_DIRECTION:_ Write out every record in full, exactly as written, please.

____

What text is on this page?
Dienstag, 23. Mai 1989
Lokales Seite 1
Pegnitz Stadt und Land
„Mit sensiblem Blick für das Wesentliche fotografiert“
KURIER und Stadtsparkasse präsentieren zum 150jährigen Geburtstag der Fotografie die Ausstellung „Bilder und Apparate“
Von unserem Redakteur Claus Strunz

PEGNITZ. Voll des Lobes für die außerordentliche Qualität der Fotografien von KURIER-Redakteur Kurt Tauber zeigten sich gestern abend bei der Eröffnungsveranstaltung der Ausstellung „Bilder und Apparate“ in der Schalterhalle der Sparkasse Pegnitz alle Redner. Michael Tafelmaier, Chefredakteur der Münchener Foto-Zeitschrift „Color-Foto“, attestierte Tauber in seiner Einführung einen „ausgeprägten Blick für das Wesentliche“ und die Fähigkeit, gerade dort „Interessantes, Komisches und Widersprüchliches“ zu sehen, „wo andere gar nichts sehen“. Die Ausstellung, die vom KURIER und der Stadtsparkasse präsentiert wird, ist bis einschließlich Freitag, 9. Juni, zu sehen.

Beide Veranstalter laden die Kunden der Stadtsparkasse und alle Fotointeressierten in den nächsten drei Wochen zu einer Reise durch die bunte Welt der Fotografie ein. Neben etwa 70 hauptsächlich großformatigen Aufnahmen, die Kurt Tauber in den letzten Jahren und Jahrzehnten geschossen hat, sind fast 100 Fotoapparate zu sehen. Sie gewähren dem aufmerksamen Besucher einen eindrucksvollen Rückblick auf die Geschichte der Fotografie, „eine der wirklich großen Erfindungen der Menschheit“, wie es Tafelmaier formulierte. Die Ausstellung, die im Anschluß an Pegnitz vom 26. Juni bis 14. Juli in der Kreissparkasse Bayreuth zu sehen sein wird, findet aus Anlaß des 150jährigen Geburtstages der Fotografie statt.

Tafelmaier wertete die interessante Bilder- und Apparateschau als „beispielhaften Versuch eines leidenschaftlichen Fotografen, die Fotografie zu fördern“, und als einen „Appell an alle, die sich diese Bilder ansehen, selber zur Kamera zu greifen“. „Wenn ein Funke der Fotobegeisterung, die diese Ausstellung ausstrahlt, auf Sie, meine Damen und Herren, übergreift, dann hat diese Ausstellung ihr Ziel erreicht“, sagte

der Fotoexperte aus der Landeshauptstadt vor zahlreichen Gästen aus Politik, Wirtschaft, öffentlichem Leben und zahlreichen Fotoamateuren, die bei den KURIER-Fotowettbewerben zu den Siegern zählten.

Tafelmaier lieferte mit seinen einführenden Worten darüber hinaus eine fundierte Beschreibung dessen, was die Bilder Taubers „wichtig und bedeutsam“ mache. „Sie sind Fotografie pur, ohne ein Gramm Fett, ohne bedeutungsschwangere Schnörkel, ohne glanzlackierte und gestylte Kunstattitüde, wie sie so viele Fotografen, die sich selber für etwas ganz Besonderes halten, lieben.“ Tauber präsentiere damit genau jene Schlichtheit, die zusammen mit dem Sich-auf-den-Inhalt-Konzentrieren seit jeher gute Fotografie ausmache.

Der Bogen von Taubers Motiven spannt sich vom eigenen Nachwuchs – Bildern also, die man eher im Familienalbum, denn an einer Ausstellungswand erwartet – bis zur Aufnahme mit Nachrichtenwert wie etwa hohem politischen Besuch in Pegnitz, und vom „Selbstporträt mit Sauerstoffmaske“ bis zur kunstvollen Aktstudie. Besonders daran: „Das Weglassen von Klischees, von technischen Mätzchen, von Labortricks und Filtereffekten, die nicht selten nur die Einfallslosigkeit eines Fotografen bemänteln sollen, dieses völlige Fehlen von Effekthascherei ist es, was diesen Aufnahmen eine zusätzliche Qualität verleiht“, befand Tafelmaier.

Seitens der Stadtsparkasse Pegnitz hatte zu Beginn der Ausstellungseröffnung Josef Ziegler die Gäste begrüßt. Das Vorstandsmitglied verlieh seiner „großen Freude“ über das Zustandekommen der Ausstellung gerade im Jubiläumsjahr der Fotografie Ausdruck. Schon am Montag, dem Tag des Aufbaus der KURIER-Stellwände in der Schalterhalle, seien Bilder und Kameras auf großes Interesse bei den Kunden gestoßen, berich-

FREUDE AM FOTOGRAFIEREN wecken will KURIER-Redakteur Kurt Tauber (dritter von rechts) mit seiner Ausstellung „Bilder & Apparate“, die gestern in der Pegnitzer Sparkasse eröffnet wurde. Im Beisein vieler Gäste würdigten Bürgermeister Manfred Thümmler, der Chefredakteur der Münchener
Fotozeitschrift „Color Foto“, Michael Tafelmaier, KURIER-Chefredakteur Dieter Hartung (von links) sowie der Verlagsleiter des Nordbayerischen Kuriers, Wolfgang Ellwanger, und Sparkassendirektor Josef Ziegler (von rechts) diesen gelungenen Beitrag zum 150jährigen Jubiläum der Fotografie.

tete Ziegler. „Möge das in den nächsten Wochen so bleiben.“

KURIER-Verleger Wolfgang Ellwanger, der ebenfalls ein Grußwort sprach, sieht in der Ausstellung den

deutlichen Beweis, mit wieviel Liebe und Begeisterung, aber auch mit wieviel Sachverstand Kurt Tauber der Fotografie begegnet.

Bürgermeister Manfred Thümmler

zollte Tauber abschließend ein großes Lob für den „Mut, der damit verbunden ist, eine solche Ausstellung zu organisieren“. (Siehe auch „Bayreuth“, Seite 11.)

____

_EXPECTED ANSWER:_
What text is on this page?
Dienstag, 23. Mai 1989
Lokales Seite 1
Pegnitz Stadt und Land
„Mit sensiblem Blick für das Wesentliche fotografiert“
KURIER und Stadtsparkasse präsentieren zum 150jährigen Geburtstag der Fotografie die Ausstellung „Bilder und Apparate“
Von unserem Redakteur Claus Strunz

PEGNITZ. Voll des Lobes für die außerordentliche Qualität der Fotografien von KURIER-Redakteur Kurt Tauber zeigten sich gestern abend bei der Eröffnungsveranstaltung der Ausstellung „Bilder und Apparate“ in der Schalterhalle der Sparkasse Pegnitz alle Redner. Michael Tafelmaier, Chefredakteur der Münchener Foto-Zeitschrift „Color-Foto“, attestierte Tauber in seiner Einführung einen „ausgeprägten Blick für das Wesentliche“ und die Fähigkeit, gerade dort „Interessantes, Komisches und Widersprüchliches“ zu sehen, „wo andere gar nichts sehen“. Die Ausstellung, die vom KURIER und der Stadtsparkasse präsentiert wird, ist bis einschließlich Freitag, 9. Juni, zu sehen.

Beide Veranstalter laden die Kunden der Stadtsparkasse und alle Fotointeressierten in den nächsten drei Wochen zu einer Reise durch die bunte Welt der Fotografie ein. Neben etwa 70 hauptsächlich großformatigen Aufnahmen, die Kurt Tauber in den letzten Jahren und Jahrzehnten geschossen hat, sind fast 100 Fotoapparate zu sehen. Sie gewähren dem aufmerksamen Besucher einen eindrucksvollen Rückblick auf die Geschichte der Fotografie, „eine der wirklich großen Erfindungen der Menschheit“, wie es Tafelmaier formulierte. Die Ausstellung, die im Anschluß an Pegnitz vom 26. Juni bis 14. Juli in der Kreissparkasse Bayreuth zu sehen sein wird, findet aus Anlaß des 150jährigen Geburtstages der Fotografie statt.

Tafelmaier wertete die interessante Bilder- und Apparateschau als „beispielhaften Versuch eines leidenschaftlichen Fotografen, die Fotografie zu fördern“, und als einen „Appell an alle, die sich diese Bilder ansehen, selber zur Kamera zu greifen“. „Wenn ein Funke der Fotobegeisterung, die diese Ausstellung ausstrahlt, auf Sie, meine Damen und Herren, übergreift, dann hat diese Ausstellung ihr Ziel erreicht“, sagte

der Fotoexperte aus der Landeshauptstadt vor zahlreichen Gästen aus Politik, Wirtschaft, öffentlichem Leben und zahlreichen Fotoamateuren, die bei den KURIER-Fotowettbewerben zu den Siegern zählten.

Tafelmaier lieferte mit seinen einführenden Worten darüber hinaus eine fundierte Beschreibung dessen, was die Bilder Taubers „wichtig und bedeutsam“ mache. „Sie sind Fotografie pur, ohne ein Gramm Fett, ohne bedeutungsschwangere Schnörkel, ohne glanzlackierte und gestylte Kunstattitüde, wie sie so viele Fotografen, die sich selber für etwas ganz Besonderes halten, lieben.“ Tauber präsentiere damit genau jene Schlichtheit, die zusammen mit dem Sich-auf-den-Inhalt-Konzentrieren seit jeher gute Fotografie ausmache.

Der Bogen von Taubers Motiven spannt sich vom eigenen Nachwuchs – Bildern also, die man eher im Familienalbum, denn an einer Ausstellungswand erwartet – bis zur Aufnahme mit Nachrichtenwert wie etwa hohem politischen Besuch in Pegnitz, und vom „Selbstporträt mit Sauerstoffmaske“ bis zur kunstvollen Aktstudie. Besonders daran: „Das Weglassen von Klischees, von technischen Mätzchen, von Labortricks und Filtereffekten, die nicht selten nur die Einfallslosigkeit eines Fotografen bemänteln sollen, dieses völlige Fehlen von Effekthascherei ist es, was diesen Aufnahmen eine zusätzliche Qualität verleiht“, befand Tafelmaier.

Seitens der Stadtsparkasse Pegnitz hatte zu Beginn der Ausstellungseröffnung Josef Ziegler die Gäste begrüßt. Das Vorstandsmitglied verlieh seiner „großen Freude“ über das Zustandekommen der Ausstellung gerade im Jubiläumsjahr der Fotografie Ausdruck. Schon am Montag, dem Tag des Aufbaus der KURIER-Stellwände in der Schalterhalle, seien Bilder und Kameras auf großes Interesse bei den Kunden gestoßen, berich-

FREUDE AM FOTOGRAFIEREN wecken will KURIER-Redakteur Kurt Tauber (dritter von rechts) mit seiner Ausstellung „Bilder & Apparate“, die gestern in der Pegnitzer Sparkasse eröffnet wurde. Im Beisein vieler Gäste würdigten Bürgermeister Manfred Thümmler, der Chefredakteur der Münchener
Fotozeitschrift „Color Foto“, Michael Tafelmaier, KURIER-Chefredakteur Dieter Hartung (von links) sowie der Verlagsleiter des Nordbayerischen Kuriers, Wolfgang Ellwanger, und Sparkassendirektor Josef Ziegler (von rechts) diesen gelungenen Beitrag zum 150jährigen Jubiläum der Fotografie.

tete Ziegler. „Möge das in den nächsten Wochen so bleiben.“

KURIER-Verleger Wolfgang Ellwanger, der ebenfalls ein Grußwort sprach, sieht in der Ausstellung den

deutlichen Beweis, mit wieviel Liebe und Begeisterung, aber auch mit wieviel Sachverstand Kurt Tauber der Fotografie begegnet.

Bürgermeister Manfred Thümmler

zollte Tauber abschließend ein großes Lob für den „Mut, der damit verbunden ist, eine solche Ausstellung zu organisieren“. (Siehe auch „Bayreuth“, Seite 11.)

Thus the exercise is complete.